# Data excerpts:

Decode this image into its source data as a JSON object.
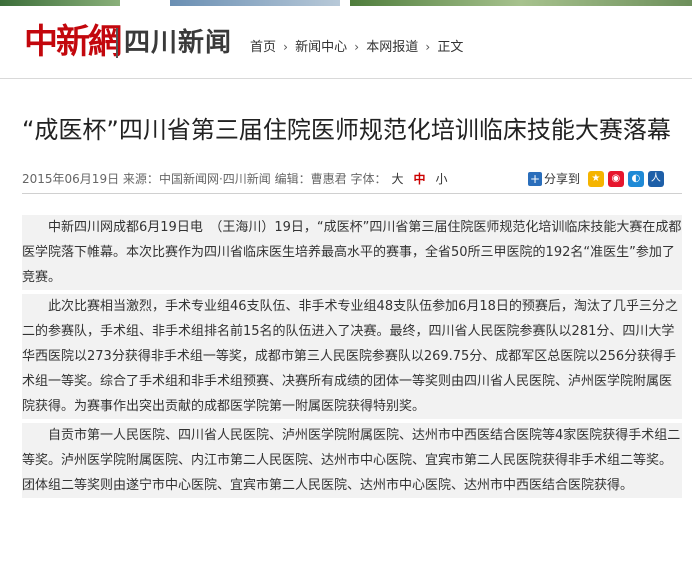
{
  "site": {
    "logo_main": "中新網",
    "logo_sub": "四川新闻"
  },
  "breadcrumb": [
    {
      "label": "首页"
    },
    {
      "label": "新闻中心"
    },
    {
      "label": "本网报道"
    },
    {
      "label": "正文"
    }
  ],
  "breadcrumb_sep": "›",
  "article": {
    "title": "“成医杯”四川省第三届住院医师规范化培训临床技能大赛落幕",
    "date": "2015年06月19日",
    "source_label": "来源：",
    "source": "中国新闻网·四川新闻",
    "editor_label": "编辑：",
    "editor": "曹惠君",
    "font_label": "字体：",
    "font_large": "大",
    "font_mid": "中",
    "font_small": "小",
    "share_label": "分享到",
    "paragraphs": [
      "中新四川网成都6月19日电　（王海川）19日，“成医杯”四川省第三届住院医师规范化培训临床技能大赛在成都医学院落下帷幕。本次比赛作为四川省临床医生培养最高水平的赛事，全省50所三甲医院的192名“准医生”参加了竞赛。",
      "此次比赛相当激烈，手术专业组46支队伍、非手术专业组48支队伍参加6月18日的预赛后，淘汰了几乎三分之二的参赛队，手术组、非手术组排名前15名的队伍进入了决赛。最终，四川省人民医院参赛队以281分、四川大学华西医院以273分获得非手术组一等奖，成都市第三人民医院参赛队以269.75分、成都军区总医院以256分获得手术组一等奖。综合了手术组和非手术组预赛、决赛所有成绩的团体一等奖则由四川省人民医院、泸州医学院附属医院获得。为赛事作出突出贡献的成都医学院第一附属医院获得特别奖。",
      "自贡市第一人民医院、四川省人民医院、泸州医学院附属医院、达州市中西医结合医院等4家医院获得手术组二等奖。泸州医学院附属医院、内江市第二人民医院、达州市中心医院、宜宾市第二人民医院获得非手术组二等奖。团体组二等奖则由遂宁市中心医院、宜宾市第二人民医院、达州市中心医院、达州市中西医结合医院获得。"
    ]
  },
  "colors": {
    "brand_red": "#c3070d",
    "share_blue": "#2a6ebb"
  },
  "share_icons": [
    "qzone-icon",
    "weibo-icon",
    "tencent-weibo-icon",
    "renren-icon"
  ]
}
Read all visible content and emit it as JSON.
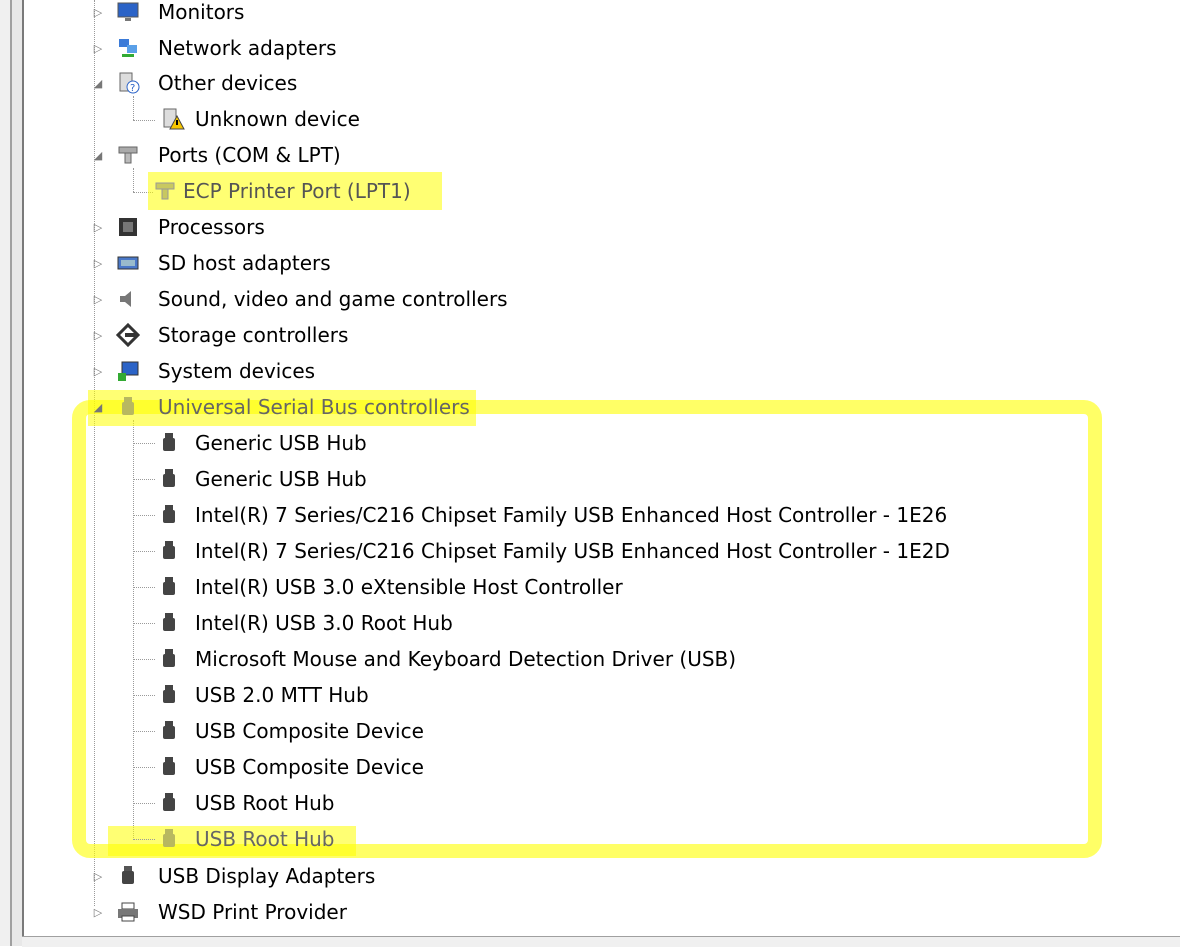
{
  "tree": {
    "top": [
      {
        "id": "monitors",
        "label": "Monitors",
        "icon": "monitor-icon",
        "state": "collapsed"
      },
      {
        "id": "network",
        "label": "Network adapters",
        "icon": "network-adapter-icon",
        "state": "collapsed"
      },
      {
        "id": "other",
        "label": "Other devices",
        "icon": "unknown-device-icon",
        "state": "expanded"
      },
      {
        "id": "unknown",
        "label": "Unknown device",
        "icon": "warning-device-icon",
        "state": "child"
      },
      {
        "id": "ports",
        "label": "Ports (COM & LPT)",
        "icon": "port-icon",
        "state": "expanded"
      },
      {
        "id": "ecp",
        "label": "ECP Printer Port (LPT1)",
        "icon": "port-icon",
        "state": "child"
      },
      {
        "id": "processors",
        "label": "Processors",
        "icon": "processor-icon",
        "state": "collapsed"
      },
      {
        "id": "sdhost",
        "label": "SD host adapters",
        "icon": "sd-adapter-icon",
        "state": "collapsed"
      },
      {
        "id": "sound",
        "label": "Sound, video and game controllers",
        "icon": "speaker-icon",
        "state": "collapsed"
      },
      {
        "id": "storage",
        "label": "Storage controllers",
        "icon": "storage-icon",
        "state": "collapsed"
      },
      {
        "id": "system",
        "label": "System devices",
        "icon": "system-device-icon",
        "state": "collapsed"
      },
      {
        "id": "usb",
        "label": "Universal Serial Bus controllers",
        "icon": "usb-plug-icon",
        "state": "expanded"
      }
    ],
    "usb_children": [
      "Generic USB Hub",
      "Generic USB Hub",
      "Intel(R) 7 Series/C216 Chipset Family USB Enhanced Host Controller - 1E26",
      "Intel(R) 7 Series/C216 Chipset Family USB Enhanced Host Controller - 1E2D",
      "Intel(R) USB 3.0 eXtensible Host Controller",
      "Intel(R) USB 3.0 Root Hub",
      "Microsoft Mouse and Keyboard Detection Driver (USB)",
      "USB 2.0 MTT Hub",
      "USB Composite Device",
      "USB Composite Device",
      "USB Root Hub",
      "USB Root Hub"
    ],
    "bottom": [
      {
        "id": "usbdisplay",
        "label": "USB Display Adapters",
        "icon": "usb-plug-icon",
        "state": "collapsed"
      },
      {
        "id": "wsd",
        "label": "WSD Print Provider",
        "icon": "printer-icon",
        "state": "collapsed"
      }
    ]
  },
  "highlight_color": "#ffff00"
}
* * *
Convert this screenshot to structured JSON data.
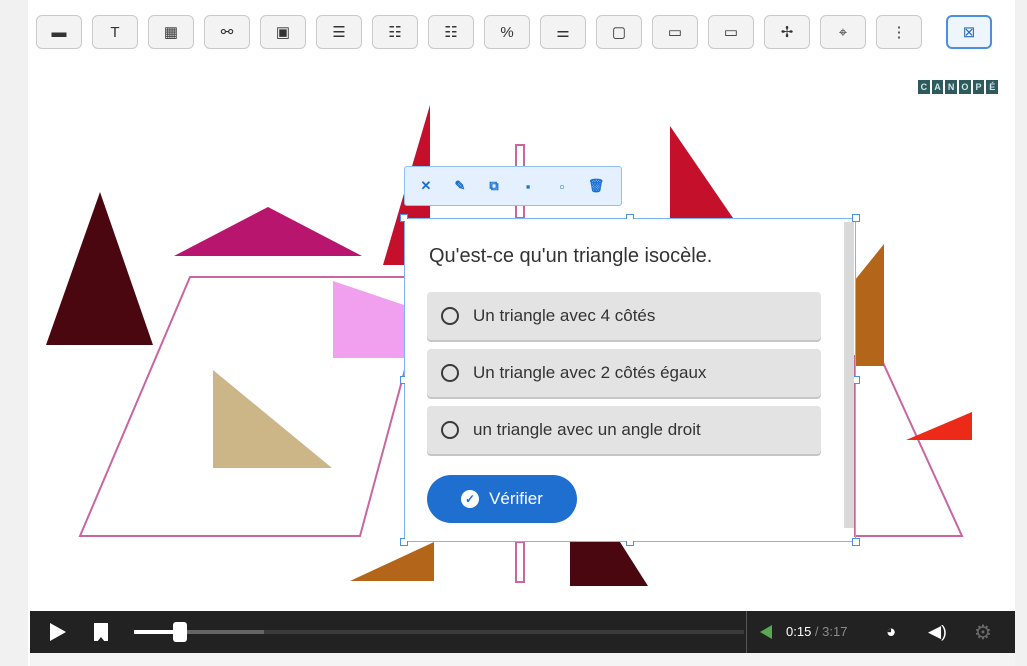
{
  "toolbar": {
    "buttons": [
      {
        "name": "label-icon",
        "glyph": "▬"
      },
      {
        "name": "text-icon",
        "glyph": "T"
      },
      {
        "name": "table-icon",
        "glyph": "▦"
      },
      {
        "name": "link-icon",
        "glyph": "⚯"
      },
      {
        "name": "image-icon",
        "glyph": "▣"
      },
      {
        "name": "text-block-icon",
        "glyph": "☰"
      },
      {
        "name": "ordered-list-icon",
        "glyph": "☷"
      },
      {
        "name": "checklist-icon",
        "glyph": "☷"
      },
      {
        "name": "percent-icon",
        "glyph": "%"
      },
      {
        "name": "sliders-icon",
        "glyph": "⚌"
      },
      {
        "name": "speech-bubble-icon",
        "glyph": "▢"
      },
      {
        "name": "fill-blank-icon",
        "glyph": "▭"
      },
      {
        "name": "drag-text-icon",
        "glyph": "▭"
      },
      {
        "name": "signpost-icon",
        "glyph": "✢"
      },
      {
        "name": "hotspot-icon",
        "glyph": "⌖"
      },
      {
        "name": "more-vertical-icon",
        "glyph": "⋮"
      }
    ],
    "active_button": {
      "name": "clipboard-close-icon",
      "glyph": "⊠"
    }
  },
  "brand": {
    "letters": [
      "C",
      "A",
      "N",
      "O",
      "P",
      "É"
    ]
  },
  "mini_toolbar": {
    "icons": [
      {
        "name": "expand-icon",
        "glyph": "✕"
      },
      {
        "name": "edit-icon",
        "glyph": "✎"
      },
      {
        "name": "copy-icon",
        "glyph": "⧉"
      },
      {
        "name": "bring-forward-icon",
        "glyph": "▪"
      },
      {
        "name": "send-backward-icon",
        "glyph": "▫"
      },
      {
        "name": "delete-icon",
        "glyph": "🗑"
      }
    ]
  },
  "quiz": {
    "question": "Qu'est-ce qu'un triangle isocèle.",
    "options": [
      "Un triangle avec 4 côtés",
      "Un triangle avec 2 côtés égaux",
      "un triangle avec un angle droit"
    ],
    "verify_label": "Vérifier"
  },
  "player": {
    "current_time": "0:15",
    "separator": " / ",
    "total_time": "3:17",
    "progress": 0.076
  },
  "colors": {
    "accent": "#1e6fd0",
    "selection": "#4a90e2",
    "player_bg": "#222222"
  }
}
---
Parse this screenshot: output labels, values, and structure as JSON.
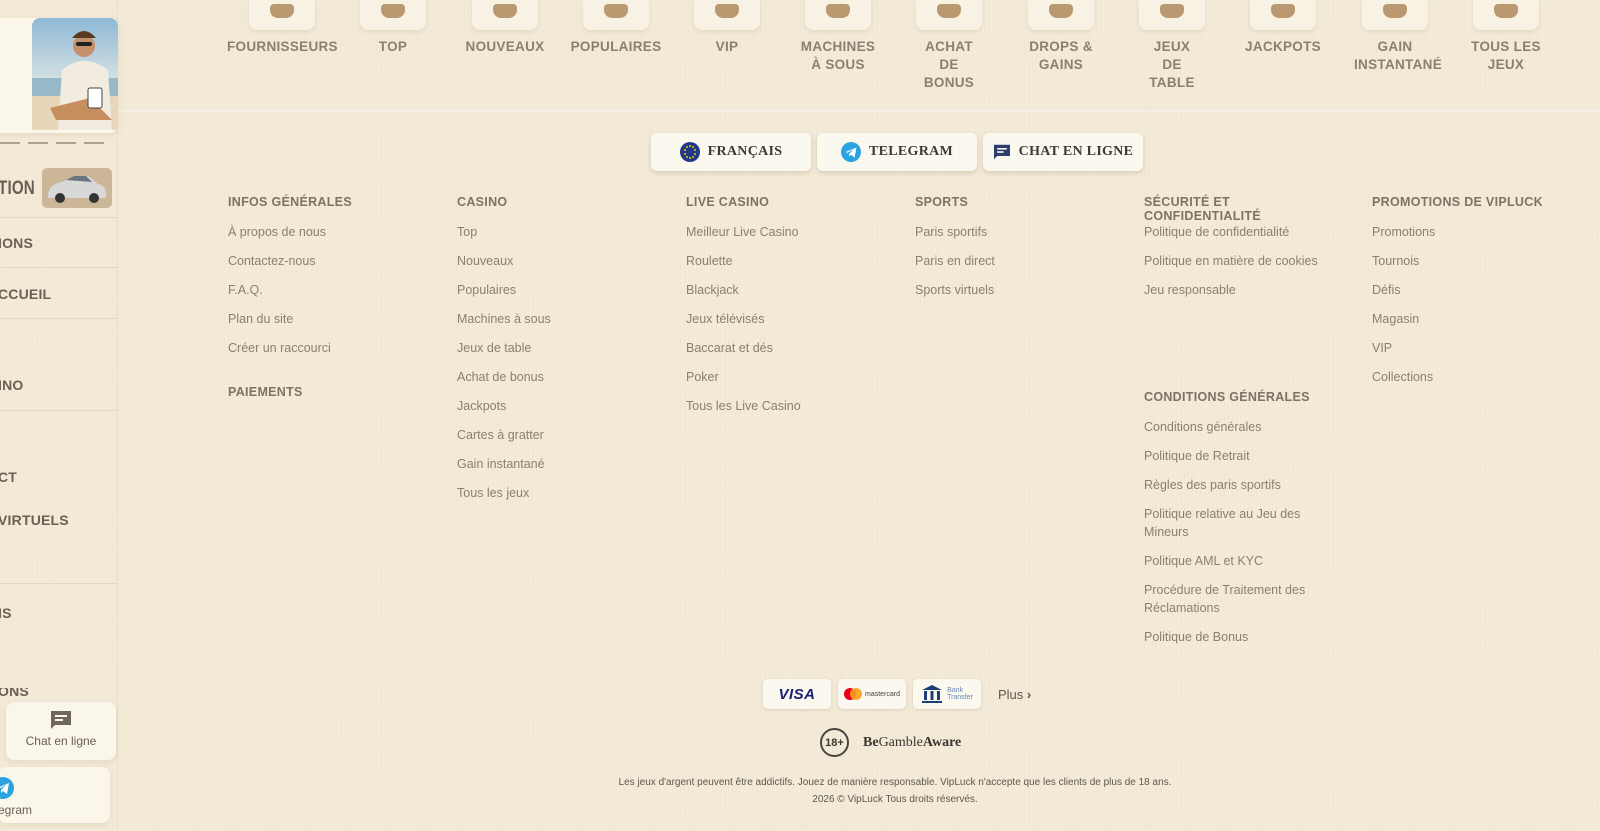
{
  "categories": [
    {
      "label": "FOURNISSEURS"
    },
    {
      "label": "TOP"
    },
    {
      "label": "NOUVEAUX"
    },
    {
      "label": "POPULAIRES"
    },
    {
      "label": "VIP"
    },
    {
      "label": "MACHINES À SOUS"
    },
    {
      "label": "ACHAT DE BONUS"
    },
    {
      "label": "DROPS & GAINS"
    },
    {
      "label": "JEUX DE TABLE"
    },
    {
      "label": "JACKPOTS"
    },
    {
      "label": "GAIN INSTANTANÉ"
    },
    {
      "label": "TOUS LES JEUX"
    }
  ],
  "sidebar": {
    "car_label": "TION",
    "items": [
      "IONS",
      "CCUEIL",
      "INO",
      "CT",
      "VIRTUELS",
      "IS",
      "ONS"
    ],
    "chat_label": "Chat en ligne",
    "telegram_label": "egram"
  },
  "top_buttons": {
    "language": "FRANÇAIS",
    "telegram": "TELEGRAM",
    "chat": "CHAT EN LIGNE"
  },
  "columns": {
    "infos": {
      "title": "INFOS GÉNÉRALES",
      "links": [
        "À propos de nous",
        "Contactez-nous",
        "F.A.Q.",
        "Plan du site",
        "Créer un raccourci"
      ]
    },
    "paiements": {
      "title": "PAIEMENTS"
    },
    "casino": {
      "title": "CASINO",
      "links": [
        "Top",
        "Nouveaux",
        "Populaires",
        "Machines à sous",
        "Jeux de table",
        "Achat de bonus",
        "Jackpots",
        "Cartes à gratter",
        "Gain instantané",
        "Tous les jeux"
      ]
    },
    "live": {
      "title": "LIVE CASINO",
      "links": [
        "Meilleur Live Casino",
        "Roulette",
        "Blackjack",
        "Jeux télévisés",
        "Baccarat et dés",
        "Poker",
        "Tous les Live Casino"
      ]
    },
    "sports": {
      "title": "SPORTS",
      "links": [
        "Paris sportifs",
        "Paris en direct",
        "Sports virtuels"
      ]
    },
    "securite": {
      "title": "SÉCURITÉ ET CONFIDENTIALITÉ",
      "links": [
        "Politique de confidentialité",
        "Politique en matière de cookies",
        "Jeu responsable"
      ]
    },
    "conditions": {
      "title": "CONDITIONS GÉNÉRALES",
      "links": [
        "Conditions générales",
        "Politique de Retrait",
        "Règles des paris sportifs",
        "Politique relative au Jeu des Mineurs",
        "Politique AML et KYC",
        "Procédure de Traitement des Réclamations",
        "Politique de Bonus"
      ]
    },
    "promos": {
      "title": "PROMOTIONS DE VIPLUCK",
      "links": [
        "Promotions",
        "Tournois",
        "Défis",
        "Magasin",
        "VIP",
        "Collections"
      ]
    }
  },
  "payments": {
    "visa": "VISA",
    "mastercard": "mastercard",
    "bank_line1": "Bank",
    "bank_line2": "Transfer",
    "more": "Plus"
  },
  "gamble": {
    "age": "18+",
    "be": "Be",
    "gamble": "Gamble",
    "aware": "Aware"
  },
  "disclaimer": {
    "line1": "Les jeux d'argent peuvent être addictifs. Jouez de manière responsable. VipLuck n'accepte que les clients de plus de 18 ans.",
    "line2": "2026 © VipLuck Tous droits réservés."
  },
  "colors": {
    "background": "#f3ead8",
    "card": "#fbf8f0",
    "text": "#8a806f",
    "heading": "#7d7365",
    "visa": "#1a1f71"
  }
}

# Stated problem:
Write out every line of the data that holds the word "image".

# Solution to this exercise:
Decode this image into its source data as a JSON object.
        "name": "image-icon",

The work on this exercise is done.